The task:
Return the whole listing exactly as it stands.

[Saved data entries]
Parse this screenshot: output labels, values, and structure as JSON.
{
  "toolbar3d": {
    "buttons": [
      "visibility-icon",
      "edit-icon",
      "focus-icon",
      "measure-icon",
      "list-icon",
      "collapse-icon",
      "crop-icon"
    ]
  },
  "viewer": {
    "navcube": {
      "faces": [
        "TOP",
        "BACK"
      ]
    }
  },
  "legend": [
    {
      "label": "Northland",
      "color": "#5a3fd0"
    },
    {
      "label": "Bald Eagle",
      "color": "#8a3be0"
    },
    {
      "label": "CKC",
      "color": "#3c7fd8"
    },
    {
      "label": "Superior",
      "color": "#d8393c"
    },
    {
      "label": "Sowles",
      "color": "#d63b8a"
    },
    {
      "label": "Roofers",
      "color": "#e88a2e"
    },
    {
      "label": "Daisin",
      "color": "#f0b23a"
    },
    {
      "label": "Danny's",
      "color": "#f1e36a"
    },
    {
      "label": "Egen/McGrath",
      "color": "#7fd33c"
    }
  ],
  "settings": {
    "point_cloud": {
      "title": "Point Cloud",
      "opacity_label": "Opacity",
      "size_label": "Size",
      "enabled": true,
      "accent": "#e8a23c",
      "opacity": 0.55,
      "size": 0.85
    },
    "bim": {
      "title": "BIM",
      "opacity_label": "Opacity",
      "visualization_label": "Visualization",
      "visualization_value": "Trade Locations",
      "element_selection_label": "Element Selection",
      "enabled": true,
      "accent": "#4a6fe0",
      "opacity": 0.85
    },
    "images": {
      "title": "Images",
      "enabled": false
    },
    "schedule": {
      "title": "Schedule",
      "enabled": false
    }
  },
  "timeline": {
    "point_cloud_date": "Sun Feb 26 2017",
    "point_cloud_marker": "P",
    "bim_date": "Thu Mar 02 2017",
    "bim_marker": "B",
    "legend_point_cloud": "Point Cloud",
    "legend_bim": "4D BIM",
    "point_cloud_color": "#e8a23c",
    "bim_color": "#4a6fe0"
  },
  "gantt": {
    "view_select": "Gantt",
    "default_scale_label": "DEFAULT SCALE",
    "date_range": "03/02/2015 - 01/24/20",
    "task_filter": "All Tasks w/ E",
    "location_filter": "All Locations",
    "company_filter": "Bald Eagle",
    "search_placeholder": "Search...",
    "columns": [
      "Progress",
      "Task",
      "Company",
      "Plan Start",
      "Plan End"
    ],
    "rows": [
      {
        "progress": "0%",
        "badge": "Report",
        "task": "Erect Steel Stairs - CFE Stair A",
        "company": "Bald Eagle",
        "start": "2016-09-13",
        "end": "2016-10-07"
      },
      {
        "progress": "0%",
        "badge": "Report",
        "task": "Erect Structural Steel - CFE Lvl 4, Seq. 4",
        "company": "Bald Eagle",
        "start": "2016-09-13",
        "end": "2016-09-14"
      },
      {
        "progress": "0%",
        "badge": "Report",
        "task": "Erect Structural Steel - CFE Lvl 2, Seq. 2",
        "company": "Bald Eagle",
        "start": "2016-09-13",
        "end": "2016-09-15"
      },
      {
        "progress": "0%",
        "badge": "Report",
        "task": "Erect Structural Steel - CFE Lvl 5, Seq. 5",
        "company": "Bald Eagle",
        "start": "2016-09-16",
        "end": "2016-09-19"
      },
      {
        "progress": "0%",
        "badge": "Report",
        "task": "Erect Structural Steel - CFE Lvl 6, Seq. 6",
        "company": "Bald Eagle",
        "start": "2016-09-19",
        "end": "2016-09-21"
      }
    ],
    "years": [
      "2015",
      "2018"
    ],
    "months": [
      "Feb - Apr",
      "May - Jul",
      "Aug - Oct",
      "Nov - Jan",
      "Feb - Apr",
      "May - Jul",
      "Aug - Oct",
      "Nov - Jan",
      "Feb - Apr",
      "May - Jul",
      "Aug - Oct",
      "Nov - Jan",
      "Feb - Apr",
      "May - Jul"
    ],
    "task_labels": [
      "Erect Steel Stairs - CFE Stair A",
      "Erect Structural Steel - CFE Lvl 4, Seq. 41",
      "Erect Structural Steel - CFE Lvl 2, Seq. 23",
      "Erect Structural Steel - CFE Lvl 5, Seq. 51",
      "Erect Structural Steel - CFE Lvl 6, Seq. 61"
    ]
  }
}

Written solution:
Parse this screenshot: output labels, values, and structure as JSON.
{
  "toolbar3d": {
    "buttons": [
      "visibility-icon",
      "edit-icon",
      "focus-icon",
      "measure-icon",
      "list-icon",
      "collapse-icon",
      "crop-icon"
    ]
  },
  "viewer": {
    "navcube": {
      "faces": [
        "TOP",
        "BACK"
      ]
    }
  },
  "legend": [
    {
      "label": "Northland",
      "color": "#5a3fd0"
    },
    {
      "label": "Bald Eagle",
      "color": "#8a3be0"
    },
    {
      "label": "CKC",
      "color": "#3c7fd8"
    },
    {
      "label": "Superior",
      "color": "#d8393c"
    },
    {
      "label": "Sowles",
      "color": "#d63b8a"
    },
    {
      "label": "Roofers",
      "color": "#e88a2e"
    },
    {
      "label": "Daisin",
      "color": "#f0b23a"
    },
    {
      "label": "Danny's",
      "color": "#f1e36a"
    },
    {
      "label": "Egen/McGrath",
      "color": "#7fd33c"
    }
  ],
  "settings": {
    "point_cloud": {
      "title": "Point Cloud",
      "opacity_label": "Opacity",
      "size_label": "Size",
      "enabled": true,
      "accent": "#e8a23c",
      "opacity": 0.55,
      "size": 0.85
    },
    "bim": {
      "title": "BIM",
      "opacity_label": "Opacity",
      "visualization_label": "Visualization",
      "visualization_value": "Trade Locations",
      "element_selection_label": "Element Selection",
      "enabled": true,
      "accent": "#4a6fe0",
      "opacity": 0.85
    },
    "images": {
      "title": "Images",
      "enabled": false
    },
    "schedule": {
      "title": "Schedule",
      "enabled": false
    }
  },
  "timeline": {
    "point_cloud_date": "Sun Feb 26 2017",
    "point_cloud_marker": "P",
    "bim_date": "Thu Mar 02 2017",
    "bim_marker": "B",
    "legend_point_cloud": "Point Cloud",
    "legend_bim": "4D BIM",
    "point_cloud_color": "#e8a23c",
    "bim_color": "#4a6fe0"
  },
  "gantt": {
    "view_select": "Gantt",
    "default_scale_label": "DEFAULT SCALE",
    "date_range": "03/02/2015 - 01/24/20",
    "task_filter": "All Tasks w/ E",
    "location_filter": "All Locations",
    "company_filter": "Bald Eagle",
    "search_placeholder": "Search...",
    "columns": [
      "Progress",
      "Task",
      "Company",
      "Plan Start",
      "Plan End"
    ],
    "rows": [
      {
        "progress": "0%",
        "badge": "Report",
        "task": "Erect Steel Stairs - CFE Stair A",
        "company": "Bald Eagle",
        "start": "2016-09-13",
        "end": "2016-10-07"
      },
      {
        "progress": "0%",
        "badge": "Report",
        "task": "Erect Structural Steel - CFE Lvl 4, Seq. 4",
        "company": "Bald Eagle",
        "start": "2016-09-13",
        "end": "2016-09-14"
      },
      {
        "progress": "0%",
        "badge": "Report",
        "task": "Erect Structural Steel - CFE Lvl 2, Seq. 2",
        "company": "Bald Eagle",
        "start": "2016-09-13",
        "end": "2016-09-15"
      },
      {
        "progress": "0%",
        "badge": "Report",
        "task": "Erect Structural Steel - CFE Lvl 5, Seq. 5",
        "company": "Bald Eagle",
        "start": "2016-09-16",
        "end": "2016-09-19"
      },
      {
        "progress": "0%",
        "badge": "Report",
        "task": "Erect Structural Steel - CFE Lvl 6, Seq. 6",
        "company": "Bald Eagle",
        "start": "2016-09-19",
        "end": "2016-09-21"
      }
    ],
    "years": [
      "2015",
      "2018"
    ],
    "months": [
      "Feb - Apr",
      "May - Jul",
      "Aug - Oct",
      "Nov - Jan",
      "Feb - Apr",
      "May - Jul",
      "Aug - Oct",
      "Nov - Jan",
      "Feb - Apr",
      "May - Jul",
      "Aug - Oct",
      "Nov - Jan",
      "Feb - Apr",
      "May - Jul"
    ],
    "task_labels": [
      "Erect Steel Stairs - CFE Stair A",
      "Erect Structural Steel - CFE Lvl 4, Seq. 41",
      "Erect Structural Steel - CFE Lvl 2, Seq. 23",
      "Erect Structural Steel - CFE Lvl 5, Seq. 51",
      "Erect Structural Steel - CFE Lvl 6, Seq. 61"
    ]
  }
}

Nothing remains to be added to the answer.